### AVAILABLE RECORDS
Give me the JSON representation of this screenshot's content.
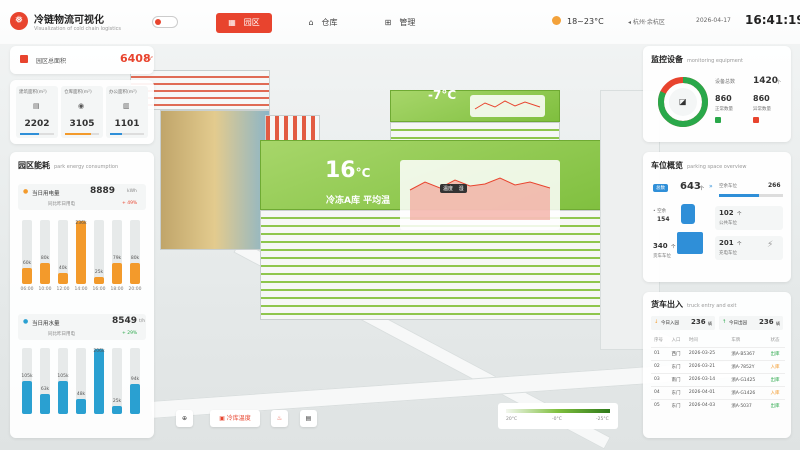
{
  "header": {
    "title": "冷链物流可视化",
    "subtitle": "Visualization of cold chain logistics",
    "nav": [
      {
        "label": "园区",
        "icon": "building-icon",
        "active": true
      },
      {
        "label": "仓库",
        "icon": "warehouse-icon",
        "active": false
      },
      {
        "label": "管理",
        "icon": "grid-icon",
        "active": false
      }
    ],
    "weather": "18~23°C",
    "location": "杭州·余杭区",
    "date": "2026-04-17",
    "time": "16:41:19"
  },
  "area": {
    "label": "园区总面积",
    "value": "6408",
    "unit": "m²",
    "stats": [
      {
        "label": "建筑面积(m²)",
        "value": "2202",
        "accent": "#2f8fd8",
        "fill": 0.55
      },
      {
        "label": "仓库面积(m²)",
        "value": "3105",
        "accent": "#f39a2b",
        "fill": 0.75
      },
      {
        "label": "办公面积(m²)",
        "value": "1101",
        "accent": "#2f8fd8",
        "fill": 0.35
      }
    ]
  },
  "energy": {
    "title": "园区能耗",
    "subtitle": "park energy consumption",
    "power": {
      "label": "当日用电量",
      "value": "8889",
      "unit": "kWh",
      "compare_label": "同比昨日用电",
      "compare_value": "+ 49%",
      "bars": [
        {
          "x": "06:00",
          "label": "60k",
          "value": 60,
          "color": "#f39a2b"
        },
        {
          "x": "10:00",
          "label": "80k",
          "value": 80,
          "color": "#f39a2b"
        },
        {
          "x": "12:00",
          "label": "40k",
          "value": 40,
          "color": "#f39a2b"
        },
        {
          "x": "14:00",
          "label": "236k",
          "value": 236,
          "color": "#f39a2b"
        },
        {
          "x": "16:00",
          "label": "25k",
          "value": 25,
          "color": "#f39a2b"
        },
        {
          "x": "18:00",
          "label": "79k",
          "value": 79,
          "color": "#f39a2b"
        },
        {
          "x": "20:00",
          "label": "80k",
          "value": 80,
          "color": "#f39a2b"
        }
      ],
      "max": 240
    },
    "water": {
      "label": "当日用水量",
      "value": "8549",
      "unit": "t/h",
      "compare_label": "同比昨日用电",
      "compare_value": "+ 29%",
      "bars": [
        {
          "x": "",
          "label": "105k",
          "value": 105,
          "color": "#2aa0d1"
        },
        {
          "x": "",
          "label": "63k",
          "value": 63,
          "color": "#2aa0d1"
        },
        {
          "x": "",
          "label": "105k",
          "value": 105,
          "color": "#2aa0d1"
        },
        {
          "x": "",
          "label": "48k",
          "value": 48,
          "color": "#2aa0d1"
        },
        {
          "x": "",
          "label": "206k",
          "value": 206,
          "color": "#2aa0d1"
        },
        {
          "x": "",
          "label": "25k",
          "value": 25,
          "color": "#2aa0d1"
        },
        {
          "x": "",
          "label": "94k",
          "value": 94,
          "color": "#2aa0d1"
        }
      ],
      "max": 210
    }
  },
  "scene": {
    "big_temp": "16",
    "big_unit": "°C",
    "big_label": "冷冻A库 平均温",
    "small_temp": "-7°C",
    "popup_buttons": [
      "温度",
      "湿"
    ]
  },
  "monitor": {
    "title": "监控设备",
    "subtitle": "monitoring equipment",
    "total_label": "设备总数",
    "total_value": "1420",
    "total_unit": "个",
    "online_value": "860",
    "online_label": "正常数量",
    "fault_value": "860",
    "fault_label": "异常数量",
    "gauge_fill": 0.82
  },
  "parking": {
    "title": "车位概览",
    "subtitle": "parking space overview",
    "total_tag": "总数",
    "total_value": "643",
    "total_unit": "个",
    "free_label": "空余车位",
    "free_value": "266",
    "bars_fill": 0.62,
    "left_top_label": "• 空余",
    "left_top_value": "154",
    "cells": [
      {
        "value": "102",
        "unit": "个",
        "label": "公共车位"
      },
      {
        "value": "340",
        "unit": "个",
        "label": "货车车位"
      },
      {
        "value": "201",
        "unit": "个",
        "label": "充电车位"
      }
    ]
  },
  "truck": {
    "title": "货车出入",
    "subtitle": "truck entry and exit",
    "in_label": "今日入园",
    "in_value": "236",
    "in_unit": "辆",
    "out_label": "今日出园",
    "out_value": "236",
    "out_unit": "辆",
    "headers": [
      "序号",
      "入口",
      "时间",
      "车牌",
      "状态"
    ],
    "rows": [
      [
        "01",
        "西门",
        "2026-03-25",
        "浙A·B5367",
        "出库"
      ],
      [
        "02",
        "东门",
        "2026-03-21",
        "浙A·7852Y",
        "入库"
      ],
      [
        "03",
        "南门",
        "2026-03-14",
        "浙A·G1425",
        "出库"
      ],
      [
        "04",
        "东门",
        "2026-04-01",
        "浙A·G1426",
        "入库"
      ],
      [
        "05",
        "东门",
        "2026-04-03",
        "浙A·5037",
        "出库"
      ]
    ],
    "status_colors": {
      "出库": "#2aa84a",
      "入库": "#f39a2b"
    }
  },
  "toolbar": {
    "button_label": "冷库温度"
  },
  "legend": {
    "min": "20°C",
    "mid": "-0°C",
    "max": "-25°C"
  }
}
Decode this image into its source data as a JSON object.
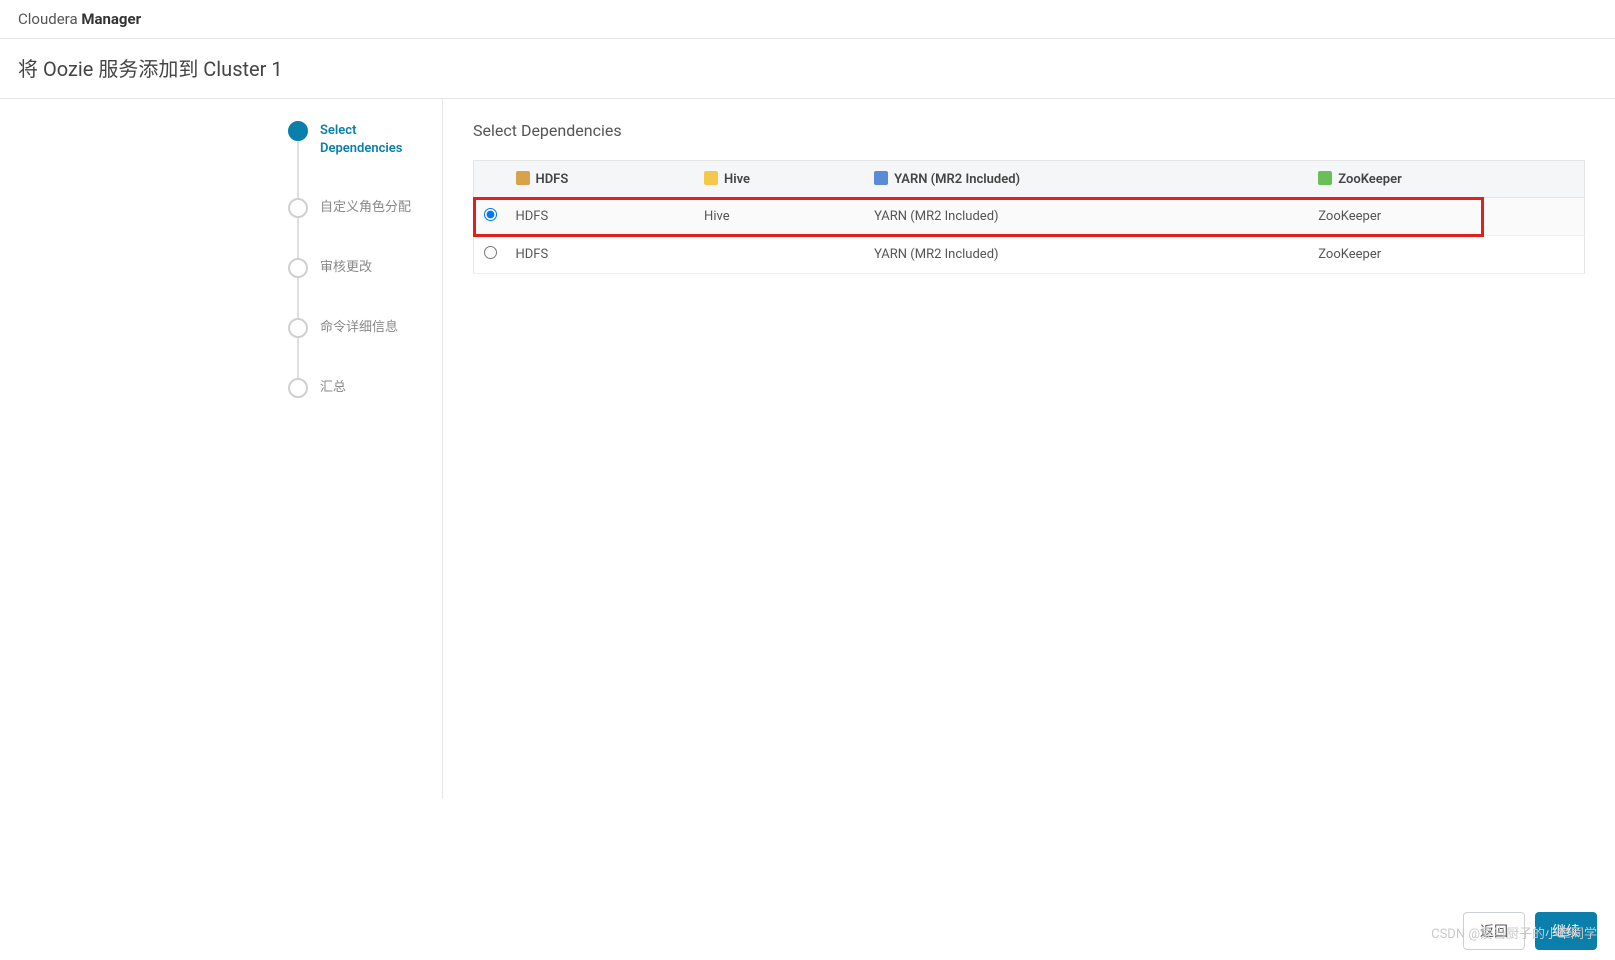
{
  "brand": {
    "light": "Cloudera ",
    "bold": "Manager"
  },
  "page_title": "将 Oozie 服务添加到 Cluster 1",
  "wizard": {
    "steps": [
      {
        "label": "Select Dependencies",
        "active": true
      },
      {
        "label": "自定义角色分配",
        "active": false
      },
      {
        "label": "审核更改",
        "active": false
      },
      {
        "label": "命令详细信息",
        "active": false
      },
      {
        "label": "汇总",
        "active": false
      }
    ]
  },
  "content": {
    "section_title": "Select Dependencies",
    "columns": [
      {
        "label": "HDFS",
        "icon": "ic-hdfs"
      },
      {
        "label": "Hive",
        "icon": "ic-hive"
      },
      {
        "label": "YARN (MR2 Included)",
        "icon": "ic-yarn"
      },
      {
        "label": "ZooKeeper",
        "icon": "ic-zk"
      }
    ],
    "rows": [
      {
        "selected": true,
        "highlight": true,
        "cells": [
          "HDFS",
          "Hive",
          "YARN (MR2 Included)",
          "ZooKeeper"
        ]
      },
      {
        "selected": false,
        "highlight": false,
        "cells": [
          "HDFS",
          "",
          "YARN (MR2 Included)",
          "ZooKeeper"
        ]
      }
    ]
  },
  "footer": {
    "back": "返回",
    "next": "继续"
  },
  "watermark": "CSDN @爱当厨子的小章同学"
}
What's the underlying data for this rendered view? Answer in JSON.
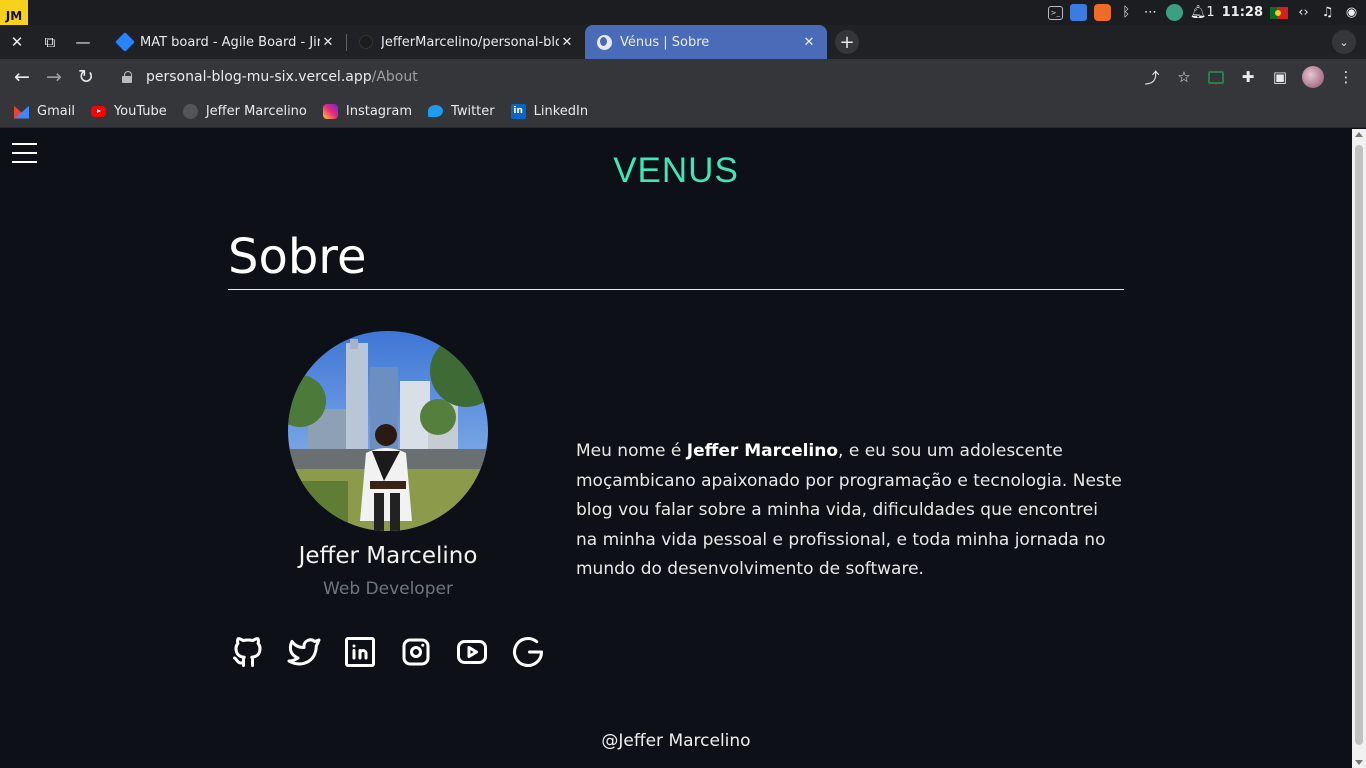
{
  "os_bar": {
    "logo_text": "JM",
    "notification_count": "1",
    "time": "11:28"
  },
  "window_controls": {
    "close": "✕",
    "restore": "⧉",
    "minimize": "—"
  },
  "tabs": [
    {
      "title": "MAT board - Agile Board - Jira",
      "icon": "jira-icon",
      "active": false
    },
    {
      "title": "JefferMarcelino/personal-blog",
      "icon": "github-icon",
      "active": false
    },
    {
      "title": "Vénus | Sobre",
      "icon": "globe-icon",
      "active": true
    }
  ],
  "tab_close_glyph": "✕",
  "new_tab_glyph": "+",
  "tab_list_glyph": "⌄",
  "toolbar": {
    "back": "←",
    "forward": "→",
    "reload": "↻",
    "url_host": "personal-blog-mu-six.vercel.app",
    "url_path": "/About",
    "share": "⤴",
    "bookmark_star": "☆",
    "extensions": "✚",
    "side_panel": "▣",
    "menu": "⋮"
  },
  "bookmarks": [
    {
      "label": "Gmail",
      "icon": "gmail-icon"
    },
    {
      "label": "YouTube",
      "icon": "youtube-icon"
    },
    {
      "label": "Jeffer Marcelino",
      "icon": "github-icon"
    },
    {
      "label": "Instagram",
      "icon": "instagram-icon"
    },
    {
      "label": "Twitter",
      "icon": "twitter-icon"
    },
    {
      "label": "LinkedIn",
      "icon": "linkedin-icon"
    }
  ],
  "page": {
    "brand": "VENUS",
    "heading": "Sobre",
    "profile": {
      "name": "Jeffer Marcelino",
      "role": "Web Developer"
    },
    "bio": {
      "before": "Meu nome é ",
      "name": "Jeffer Marcelino",
      "after": ", e eu sou um adolescente moçambicano apaixonado por programação e tecnologia. Neste blog vou falar sobre a minha vida, dificuldades que encontrei na minha vida pessoal e profissional, e toda minha jornada no mundo do desenvolvimento de software."
    },
    "socials": [
      "github-icon",
      "twitter-icon",
      "linkedin-icon",
      "instagram-icon",
      "youtube-icon",
      "google-icon"
    ],
    "footer": "@Jeffer Marcelino"
  },
  "colors": {
    "page_background": "#0d1117",
    "brand_accent": "#3ee8b5",
    "active_tab": "#4a6bb8",
    "muted_text": "#6e7681"
  }
}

### SHORT TASK
Where a line in the entries holds "true", copy that line.

### SOLUTION TO THIS TASK
        "active": true
        "active": true
        "selected": true,
        "highlight": true,
      "active": true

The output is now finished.